#### [WHAT THIS TASK INVOLVES]
Reproduce word for word the stretch of the TensorPtr excerpt from "This also applies" through "[PyTorch ATen](https://pytorch.org/cppdocs) library.".

#### [DOCUMENT EXCERPT]

However, be cautious: `EValue` will not hold onto the dynamic data and metadata from the `TensorPtr`. It merely holds a regular `Tensor`, which does not own the data or metadata but refers to them using raw pointers. You need to ensure that the `TensorPtr` remains valid for as long as the `EValue` is in use.

This also applies when using functions like `set_input()` or `set_output()` that expect `EValue`.

## Interoperability with ATen

If your code is compiled with the preprocessor flag `USE_ATEN_LIB` enabled, all the `TensorPtr` APIs will use `at::` APIs under the hood. E.g. `TensorPtr` becomes a `std::shared_ptr<at::Tensor>`. This allows for seamless integration with [PyTorch ATen](https://pytorch.org/cppdocs) library.

#### [EXTRACTED DATA]
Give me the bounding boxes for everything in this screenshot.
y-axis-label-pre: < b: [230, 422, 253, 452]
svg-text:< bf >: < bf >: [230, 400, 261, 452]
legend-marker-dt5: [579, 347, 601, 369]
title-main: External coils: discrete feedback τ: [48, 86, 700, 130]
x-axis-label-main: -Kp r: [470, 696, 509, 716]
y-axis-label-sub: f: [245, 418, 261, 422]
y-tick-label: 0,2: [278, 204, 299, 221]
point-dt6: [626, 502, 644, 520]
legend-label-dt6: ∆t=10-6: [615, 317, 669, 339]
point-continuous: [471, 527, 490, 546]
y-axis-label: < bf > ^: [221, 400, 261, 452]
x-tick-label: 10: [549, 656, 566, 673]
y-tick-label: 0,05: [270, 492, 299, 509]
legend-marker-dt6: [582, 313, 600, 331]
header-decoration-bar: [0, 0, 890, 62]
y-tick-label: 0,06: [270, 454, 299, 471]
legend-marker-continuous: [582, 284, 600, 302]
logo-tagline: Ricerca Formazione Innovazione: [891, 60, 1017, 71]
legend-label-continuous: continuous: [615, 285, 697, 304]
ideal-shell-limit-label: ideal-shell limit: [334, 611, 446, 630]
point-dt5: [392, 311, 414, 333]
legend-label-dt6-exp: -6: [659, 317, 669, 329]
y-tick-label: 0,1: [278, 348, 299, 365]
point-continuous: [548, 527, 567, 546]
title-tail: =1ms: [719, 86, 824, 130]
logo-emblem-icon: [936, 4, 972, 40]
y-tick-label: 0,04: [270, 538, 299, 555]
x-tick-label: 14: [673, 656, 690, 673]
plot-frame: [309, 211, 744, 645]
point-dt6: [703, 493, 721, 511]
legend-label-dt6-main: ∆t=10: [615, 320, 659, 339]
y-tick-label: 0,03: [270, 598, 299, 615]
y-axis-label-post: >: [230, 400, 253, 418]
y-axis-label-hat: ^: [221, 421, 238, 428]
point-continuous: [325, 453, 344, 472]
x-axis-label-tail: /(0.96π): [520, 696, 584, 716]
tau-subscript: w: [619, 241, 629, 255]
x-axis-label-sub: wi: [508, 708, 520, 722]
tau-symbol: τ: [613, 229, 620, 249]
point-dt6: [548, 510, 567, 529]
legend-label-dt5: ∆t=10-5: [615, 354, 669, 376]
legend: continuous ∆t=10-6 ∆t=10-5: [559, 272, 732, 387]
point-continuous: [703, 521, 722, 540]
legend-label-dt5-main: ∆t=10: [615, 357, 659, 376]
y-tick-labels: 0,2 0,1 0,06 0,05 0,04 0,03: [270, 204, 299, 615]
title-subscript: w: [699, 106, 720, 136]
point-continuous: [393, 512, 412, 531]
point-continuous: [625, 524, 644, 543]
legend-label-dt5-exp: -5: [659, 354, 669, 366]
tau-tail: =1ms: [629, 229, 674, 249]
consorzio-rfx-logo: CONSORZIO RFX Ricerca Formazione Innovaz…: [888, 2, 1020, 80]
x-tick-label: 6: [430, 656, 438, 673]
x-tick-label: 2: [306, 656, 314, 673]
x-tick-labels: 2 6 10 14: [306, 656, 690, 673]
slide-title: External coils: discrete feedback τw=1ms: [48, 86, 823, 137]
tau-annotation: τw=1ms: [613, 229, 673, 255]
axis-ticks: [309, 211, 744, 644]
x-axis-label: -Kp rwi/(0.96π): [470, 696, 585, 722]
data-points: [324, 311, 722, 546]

#### [RESULT FOR THIS EXERCISE]
This also applies when using functions like `set_input()` or `set_output()` that expect `EValue`.

## Interoperability with ATen

If your code is compiled with the preprocessor flag `USE_ATEN_LIB` enabled, all the `TensorPtr` APIs will use `at::` APIs under the hood. E.g. `TensorPtr` becomes a `std::shared_ptr<at::Tensor>`. This allows for seamless integration with [PyTorch ATen](https://pytorch.org/cppdocs) library.